----- RECORDED DATA
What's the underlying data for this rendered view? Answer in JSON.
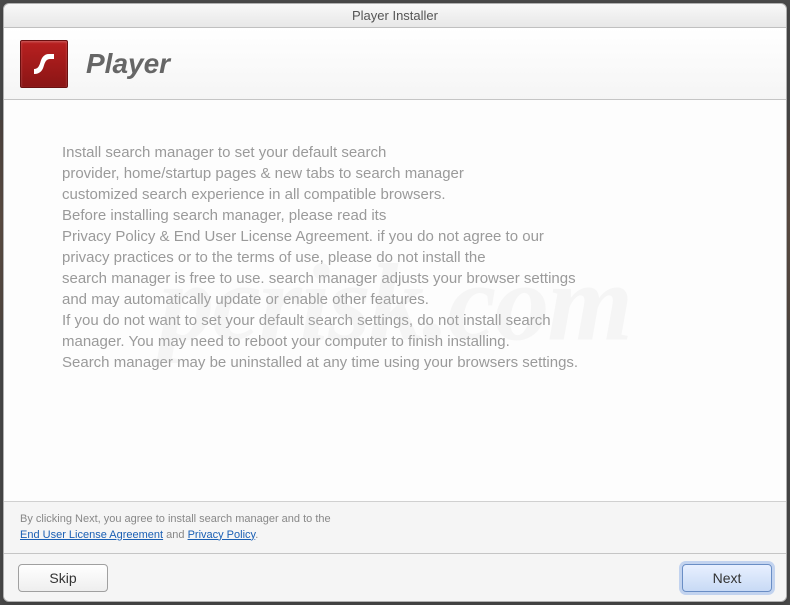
{
  "window": {
    "title": "Player Installer"
  },
  "header": {
    "title": "Player"
  },
  "body": {
    "text": "Install search manager to set your default search\nprovider, home/startup pages & new tabs to search manager\ncustomized search experience in all compatible browsers.\nBefore installing search manager, please read its\nPrivacy Policy & End User License Agreement. if you do not agree to our\nprivacy practices or to the terms of use, please do not install the\nsearch manager is free to use. search manager adjusts your browser settings\nand may automatically update or enable other features.\nIf you do not want to set your default search settings, do not install search\nmanager. You may need to reboot your computer to finish installing.\nSearch manager may be uninstalled at any time using your browsers settings."
  },
  "footer": {
    "prefix": "By clicking Next, you agree to install search manager and to the",
    "eula": "End User License Agreement",
    "and": " and ",
    "privacy": "Privacy Policy",
    "suffix": "."
  },
  "buttons": {
    "skip": "Skip",
    "next": "Next"
  },
  "watermark": "pcrisk.com"
}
----------
▶ **TASK DIRECTIONS**
From the material, report only how many lines include the word "User".

▶ **FULL OUTPUT**
2